** start of Task inputs **

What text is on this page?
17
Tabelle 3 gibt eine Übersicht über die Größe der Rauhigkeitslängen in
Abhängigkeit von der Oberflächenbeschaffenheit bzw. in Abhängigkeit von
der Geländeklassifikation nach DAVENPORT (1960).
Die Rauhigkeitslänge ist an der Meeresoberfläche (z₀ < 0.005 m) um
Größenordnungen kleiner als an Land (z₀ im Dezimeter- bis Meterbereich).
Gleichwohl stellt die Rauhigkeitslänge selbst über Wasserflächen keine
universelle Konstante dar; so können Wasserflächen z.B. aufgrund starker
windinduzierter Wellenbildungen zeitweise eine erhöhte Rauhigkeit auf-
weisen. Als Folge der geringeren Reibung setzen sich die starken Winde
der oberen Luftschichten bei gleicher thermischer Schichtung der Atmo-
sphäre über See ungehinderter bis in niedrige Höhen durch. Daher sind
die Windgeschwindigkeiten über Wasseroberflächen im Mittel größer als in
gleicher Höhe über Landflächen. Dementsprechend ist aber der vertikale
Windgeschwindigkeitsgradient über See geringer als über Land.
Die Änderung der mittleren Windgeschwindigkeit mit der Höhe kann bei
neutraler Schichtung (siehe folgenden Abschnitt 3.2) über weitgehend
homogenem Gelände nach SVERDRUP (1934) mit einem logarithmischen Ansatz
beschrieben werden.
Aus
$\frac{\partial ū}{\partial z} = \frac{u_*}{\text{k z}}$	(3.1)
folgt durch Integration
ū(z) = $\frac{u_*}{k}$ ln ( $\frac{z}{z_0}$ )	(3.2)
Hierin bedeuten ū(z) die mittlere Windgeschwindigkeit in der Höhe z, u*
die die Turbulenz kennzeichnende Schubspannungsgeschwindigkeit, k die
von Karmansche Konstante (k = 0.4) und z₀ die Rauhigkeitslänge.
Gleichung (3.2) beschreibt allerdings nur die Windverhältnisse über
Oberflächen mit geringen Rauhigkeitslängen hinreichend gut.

** end of Task inputs **

Transcribe every entry exactly, omitting nothing.

**Task answer:**
What text is on this page?
17
Tabelle 3 gibt eine Übersicht über die Größe der Rauhigkeitslängen in
Abhängigkeit von der Oberflächenbeschaffenheit bzw. in Abhängigkeit von
der Geländeklassifikation nach DAVENPORT (1960).
Die Rauhigkeitslänge ist an der Meeresoberfläche (z₀ < 0.005 m) um
Größenordnungen kleiner als an Land (z₀ im Dezimeter- bis Meterbereich).
Gleichwohl stellt die Rauhigkeitslänge selbst über Wasserflächen keine
universelle Konstante dar; so können Wasserflächen z.B. aufgrund starker
windinduzierter Wellenbildungen zeitweise eine erhöhte Rauhigkeit auf-
weisen. Als Folge der geringeren Reibung setzen sich die starken Winde
der oberen Luftschichten bei gleicher thermischer Schichtung der Atmo-
sphäre über See ungehinderter bis in niedrige Höhen durch. Daher sind
die Windgeschwindigkeiten über Wasseroberflächen im Mittel größer als in
gleicher Höhe über Landflächen. Dementsprechend ist aber der vertikale
Windgeschwindigkeitsgradient über See geringer als über Land.
Die Änderung der mittleren Windgeschwindigkeit mit der Höhe kann bei
neutraler Schichtung (siehe folgenden Abschnitt 3.2) über weitgehend
homogenem Gelände nach SVERDRUP (1934) mit einem logarithmischen Ansatz
beschrieben werden.
Aus
$\frac{\partial ū}{\partial z} = \frac{u_*}{\text{k z}}$	(3.1)
folgt durch Integration
ū(z) = $\frac{u_*}{k}$ ln ( $\frac{z}{z_0}$ )	(3.2)
Hierin bedeuten ū(z) die mittlere Windgeschwindigkeit in der Höhe z, u*
die die Turbulenz kennzeichnende Schubspannungsgeschwindigkeit, k die
von Karmansche Konstante (k = 0.4) und z₀ die Rauhigkeitslänge.
Gleichung (3.2) beschreibt allerdings nur die Windverhältnisse über
Oberflächen mit geringen Rauhigkeitslängen hinreichend gut.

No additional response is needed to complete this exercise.